Source material:
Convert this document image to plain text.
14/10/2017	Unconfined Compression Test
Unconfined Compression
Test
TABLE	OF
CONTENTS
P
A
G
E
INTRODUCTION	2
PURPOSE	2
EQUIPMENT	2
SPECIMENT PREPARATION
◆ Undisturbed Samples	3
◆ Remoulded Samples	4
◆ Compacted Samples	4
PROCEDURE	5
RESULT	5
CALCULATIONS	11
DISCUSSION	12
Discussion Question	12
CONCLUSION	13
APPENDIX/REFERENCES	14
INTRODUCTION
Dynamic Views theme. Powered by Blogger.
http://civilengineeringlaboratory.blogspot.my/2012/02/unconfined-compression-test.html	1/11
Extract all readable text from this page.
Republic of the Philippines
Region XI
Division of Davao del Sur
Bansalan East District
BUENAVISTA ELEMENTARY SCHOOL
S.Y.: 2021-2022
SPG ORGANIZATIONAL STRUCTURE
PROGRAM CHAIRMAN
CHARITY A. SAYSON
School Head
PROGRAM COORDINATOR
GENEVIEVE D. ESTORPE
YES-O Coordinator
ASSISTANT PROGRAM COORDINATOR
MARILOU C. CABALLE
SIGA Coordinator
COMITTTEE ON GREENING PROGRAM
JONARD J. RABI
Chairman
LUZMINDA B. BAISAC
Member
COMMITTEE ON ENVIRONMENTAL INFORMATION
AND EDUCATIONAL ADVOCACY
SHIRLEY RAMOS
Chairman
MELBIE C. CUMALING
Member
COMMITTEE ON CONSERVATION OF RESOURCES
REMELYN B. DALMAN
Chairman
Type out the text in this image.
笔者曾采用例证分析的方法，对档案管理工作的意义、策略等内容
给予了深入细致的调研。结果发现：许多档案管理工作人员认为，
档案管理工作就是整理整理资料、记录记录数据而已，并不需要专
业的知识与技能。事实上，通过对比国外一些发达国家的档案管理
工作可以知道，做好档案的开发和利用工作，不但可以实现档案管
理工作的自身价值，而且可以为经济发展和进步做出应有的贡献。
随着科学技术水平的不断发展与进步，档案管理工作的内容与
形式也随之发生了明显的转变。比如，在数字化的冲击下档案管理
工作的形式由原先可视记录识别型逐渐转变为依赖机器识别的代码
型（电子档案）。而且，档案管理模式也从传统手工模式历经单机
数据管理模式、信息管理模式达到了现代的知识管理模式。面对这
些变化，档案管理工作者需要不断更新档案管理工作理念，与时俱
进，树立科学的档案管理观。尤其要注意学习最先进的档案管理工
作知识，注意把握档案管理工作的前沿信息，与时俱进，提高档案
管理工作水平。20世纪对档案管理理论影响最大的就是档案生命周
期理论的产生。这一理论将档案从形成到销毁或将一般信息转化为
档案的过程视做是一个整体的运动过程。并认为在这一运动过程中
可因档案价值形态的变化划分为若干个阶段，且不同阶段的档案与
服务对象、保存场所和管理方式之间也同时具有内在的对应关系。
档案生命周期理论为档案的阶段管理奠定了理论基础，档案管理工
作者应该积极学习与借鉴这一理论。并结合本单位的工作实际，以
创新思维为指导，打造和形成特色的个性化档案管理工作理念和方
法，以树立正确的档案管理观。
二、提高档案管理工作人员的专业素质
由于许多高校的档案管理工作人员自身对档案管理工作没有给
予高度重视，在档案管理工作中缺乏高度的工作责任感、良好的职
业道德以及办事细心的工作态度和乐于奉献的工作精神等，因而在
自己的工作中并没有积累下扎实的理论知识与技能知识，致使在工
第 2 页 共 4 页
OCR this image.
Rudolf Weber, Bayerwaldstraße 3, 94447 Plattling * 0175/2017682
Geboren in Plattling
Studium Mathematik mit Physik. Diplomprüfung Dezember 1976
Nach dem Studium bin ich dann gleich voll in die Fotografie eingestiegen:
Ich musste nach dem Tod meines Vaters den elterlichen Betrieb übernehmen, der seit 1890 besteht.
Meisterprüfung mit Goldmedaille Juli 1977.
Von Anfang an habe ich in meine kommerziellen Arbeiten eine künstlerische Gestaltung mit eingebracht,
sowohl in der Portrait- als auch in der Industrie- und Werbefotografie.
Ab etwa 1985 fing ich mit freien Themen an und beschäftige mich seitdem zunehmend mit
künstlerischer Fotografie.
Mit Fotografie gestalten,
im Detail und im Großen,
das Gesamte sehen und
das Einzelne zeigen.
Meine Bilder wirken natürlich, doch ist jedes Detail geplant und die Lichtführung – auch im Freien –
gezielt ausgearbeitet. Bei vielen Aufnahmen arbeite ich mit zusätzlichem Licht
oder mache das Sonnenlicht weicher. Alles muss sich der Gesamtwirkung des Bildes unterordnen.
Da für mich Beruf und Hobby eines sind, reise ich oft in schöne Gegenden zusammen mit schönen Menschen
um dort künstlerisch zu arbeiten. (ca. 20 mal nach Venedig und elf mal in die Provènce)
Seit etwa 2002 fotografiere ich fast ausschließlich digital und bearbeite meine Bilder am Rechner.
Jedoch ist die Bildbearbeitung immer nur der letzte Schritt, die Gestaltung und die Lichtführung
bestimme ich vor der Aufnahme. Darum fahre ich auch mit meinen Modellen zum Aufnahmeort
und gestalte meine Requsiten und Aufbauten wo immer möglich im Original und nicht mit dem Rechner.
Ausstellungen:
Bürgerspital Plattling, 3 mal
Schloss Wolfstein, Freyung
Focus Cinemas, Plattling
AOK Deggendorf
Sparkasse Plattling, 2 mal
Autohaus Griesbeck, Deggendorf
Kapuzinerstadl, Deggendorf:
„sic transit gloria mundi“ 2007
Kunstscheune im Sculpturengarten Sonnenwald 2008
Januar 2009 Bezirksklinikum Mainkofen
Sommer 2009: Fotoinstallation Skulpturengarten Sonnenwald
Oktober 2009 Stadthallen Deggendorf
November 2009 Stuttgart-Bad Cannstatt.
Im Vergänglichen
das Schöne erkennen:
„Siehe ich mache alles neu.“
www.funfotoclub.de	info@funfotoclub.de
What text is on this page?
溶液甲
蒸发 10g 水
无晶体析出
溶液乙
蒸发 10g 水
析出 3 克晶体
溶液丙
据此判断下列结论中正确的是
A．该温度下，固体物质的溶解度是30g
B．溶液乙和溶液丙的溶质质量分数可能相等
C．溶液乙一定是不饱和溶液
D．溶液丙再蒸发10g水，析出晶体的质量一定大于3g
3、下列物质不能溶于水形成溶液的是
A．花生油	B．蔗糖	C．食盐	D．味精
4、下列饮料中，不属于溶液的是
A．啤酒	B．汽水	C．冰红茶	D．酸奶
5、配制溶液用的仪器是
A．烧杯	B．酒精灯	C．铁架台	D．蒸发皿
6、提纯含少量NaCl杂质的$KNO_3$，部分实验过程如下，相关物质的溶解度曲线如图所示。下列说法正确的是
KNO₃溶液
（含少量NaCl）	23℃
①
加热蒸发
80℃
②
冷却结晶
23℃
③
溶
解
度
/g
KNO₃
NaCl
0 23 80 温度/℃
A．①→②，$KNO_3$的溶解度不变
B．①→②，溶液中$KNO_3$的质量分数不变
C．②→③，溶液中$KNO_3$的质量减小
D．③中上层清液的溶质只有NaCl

Challenge: Write out the whole listing again, exactly as it stands.

Task output:
Convert this document image to plain text.
14/10/2017	Unconfined Compression Test
Unconfined Compression
Test
TABLE	OF
CONTENTS
P
A
G
E
INTRODUCTION	2
PURPOSE	2
EQUIPMENT	2
SPECIMENT PREPARATION
◆ Undisturbed Samples	3
◆ Remoulded Samples	4
◆ Compacted Samples	4
PROCEDURE	5
RESULT	5
CALCULATIONS	11
DISCUSSION	12
Discussion Question	12
CONCLUSION	13
APPENDIX/REFERENCES	14
INTRODUCTION
Dynamic Views theme. Powered by Blogger.
http://civilengineeringlaboratory.blogspot.my/2012/02/unconfined-compression-test.html	1/11
Extract all readable text from this page.
Republic of the Philippines
Region XI
Division of Davao del Sur
Bansalan East District
BUENAVISTA ELEMENTARY SCHOOL
S.Y.: 2021-2022
SPG ORGANIZATIONAL STRUCTURE
PROGRAM CHAIRMAN
CHARITY A. SAYSON
School Head
PROGRAM COORDINATOR
GENEVIEVE D. ESTORPE
YES-O Coordinator
ASSISTANT PROGRAM COORDINATOR
MARILOU C. CABALLE
SIGA Coordinator
COMITTTEE ON GREENING PROGRAM
JONARD J. RABI
Chairman
LUZMINDA B. BAISAC
Member
COMMITTEE ON ENVIRONMENTAL INFORMATION
AND EDUCATIONAL ADVOCACY
SHIRLEY RAMOS
Chairman
MELBIE C. CUMALING
Member
COMMITTEE ON CONSERVATION OF RESOURCES
REMELYN B. DALMAN
Chairman
Type out the text in this image.
笔者曾采用例证分析的方法，对档案管理工作的意义、策略等内容
给予了深入细致的调研。结果发现：许多档案管理工作人员认为，
档案管理工作就是整理整理资料、记录记录数据而已，并不需要专
业的知识与技能。事实上，通过对比国外一些发达国家的档案管理
工作可以知道，做好档案的开发和利用工作，不但可以实现档案管
理工作的自身价值，而且可以为经济发展和进步做出应有的贡献。
随着科学技术水平的不断发展与进步，档案管理工作的内容与
形式也随之发生了明显的转变。比如，在数字化的冲击下档案管理
工作的形式由原先可视记录识别型逐渐转变为依赖机器识别的代码
型（电子档案）。而且，档案管理模式也从传统手工模式历经单机
数据管理模式、信息管理模式达到了现代的知识管理模式。面对这
些变化，档案管理工作者需要不断更新档案管理工作理念，与时俱
进，树立科学的档案管理观。尤其要注意学习最先进的档案管理工
作知识，注意把握档案管理工作的前沿信息，与时俱进，提高档案
管理工作水平。20世纪对档案管理理论影响最大的就是档案生命周
期理论的产生。这一理论将档案从形成到销毁或将一般信息转化为
档案的过程视做是一个整体的运动过程。并认为在这一运动过程中
可因档案价值形态的变化划分为若干个阶段，且不同阶段的档案与
服务对象、保存场所和管理方式之间也同时具有内在的对应关系。
档案生命周期理论为档案的阶段管理奠定了理论基础，档案管理工
作者应该积极学习与借鉴这一理论。并结合本单位的工作实际，以
创新思维为指导，打造和形成特色的个性化档案管理工作理念和方
法，以树立正确的档案管理观。
二、提高档案管理工作人员的专业素质
由于许多高校的档案管理工作人员自身对档案管理工作没有给
予高度重视，在档案管理工作中缺乏高度的工作责任感、良好的职
业道德以及办事细心的工作态度和乐于奉献的工作精神等，因而在
自己的工作中并没有积累下扎实的理论知识与技能知识，致使在工
第 2 页 共 4 页
OCR this image.
Rudolf Weber, Bayerwaldstraße 3, 94447 Plattling * 0175/2017682
Geboren in Plattling
Studium Mathematik mit Physik. Diplomprüfung Dezember 1976
Nach dem Studium bin ich dann gleich voll in die Fotografie eingestiegen:
Ich musste nach dem Tod meines Vaters den elterlichen Betrieb übernehmen, der seit 1890 besteht.
Meisterprüfung mit Goldmedaille Juli 1977.
Von Anfang an habe ich in meine kommerziellen Arbeiten eine künstlerische Gestaltung mit eingebracht,
sowohl in der Portrait- als auch in der Industrie- und Werbefotografie.
Ab etwa 1985 fing ich mit freien Themen an und beschäftige mich seitdem zunehmend mit
künstlerischer Fotografie.
Mit Fotografie gestalten,
im Detail und im Großen,
das Gesamte sehen und
das Einzelne zeigen.
Meine Bilder wirken natürlich, doch ist jedes Detail geplant und die Lichtführung – auch im Freien –
gezielt ausgearbeitet. Bei vielen Aufnahmen arbeite ich mit zusätzlichem Licht
oder mache das Sonnenlicht weicher. Alles muss sich der Gesamtwirkung des Bildes unterordnen.
Da für mich Beruf und Hobby eines sind, reise ich oft in schöne Gegenden zusammen mit schönen Menschen
um dort künstlerisch zu arbeiten. (ca. 20 mal nach Venedig und elf mal in die Provènce)
Seit etwa 2002 fotografiere ich fast ausschließlich digital und bearbeite meine Bilder am Rechner.
Jedoch ist die Bildbearbeitung immer nur der letzte Schritt, die Gestaltung und die Lichtführung
bestimme ich vor der Aufnahme. Darum fahre ich auch mit meinen Modellen zum Aufnahmeort
und gestalte meine Requsiten und Aufbauten wo immer möglich im Original und nicht mit dem Rechner.
Ausstellungen:
Bürgerspital Plattling, 3 mal
Schloss Wolfstein, Freyung
Focus Cinemas, Plattling
AOK Deggendorf
Sparkasse Plattling, 2 mal
Autohaus Griesbeck, Deggendorf
Kapuzinerstadl, Deggendorf:
„sic transit gloria mundi“ 2007
Kunstscheune im Sculpturengarten Sonnenwald 2008
Januar 2009 Bezirksklinikum Mainkofen
Sommer 2009: Fotoinstallation Skulpturengarten Sonnenwald
Oktober 2009 Stadthallen Deggendorf
November 2009 Stuttgart-Bad Cannstatt.
Im Vergänglichen
das Schöne erkennen:
„Siehe ich mache alles neu.“
www.funfotoclub.de	info@funfotoclub.de
What text is on this page?
溶液甲
蒸发 10g 水
无晶体析出
溶液乙
蒸发 10g 水
析出 3 克晶体
溶液丙
据此判断下列结论中正确的是
A．该温度下，固体物质的溶解度是30g
B．溶液乙和溶液丙的溶质质量分数可能相等
C．溶液乙一定是不饱和溶液
D．溶液丙再蒸发10g水，析出晶体的质量一定大于3g
3、下列物质不能溶于水形成溶液的是
A．花生油	B．蔗糖	C．食盐	D．味精
4、下列饮料中，不属于溶液的是
A．啤酒	B．汽水	C．冰红茶	D．酸奶
5、配制溶液用的仪器是
A．烧杯	B．酒精灯	C．铁架台	D．蒸发皿
6、提纯含少量NaCl杂质的$KNO_3$，部分实验过程如下，相关物质的溶解度曲线如图所示。下列说法正确的是
KNO₃溶液
（含少量NaCl）	23℃
①
加热蒸发
80℃
②
冷却结晶
23℃
③
溶
解
度
/g
KNO₃
NaCl
0 23 80 温度/℃
A．①→②，$KNO_3$的溶解度不变
B．①→②，溶液中$KNO_3$的质量分数不变
C．②→③，溶液中$KNO_3$的质量减小
D．③中上层清液的溶质只有NaCl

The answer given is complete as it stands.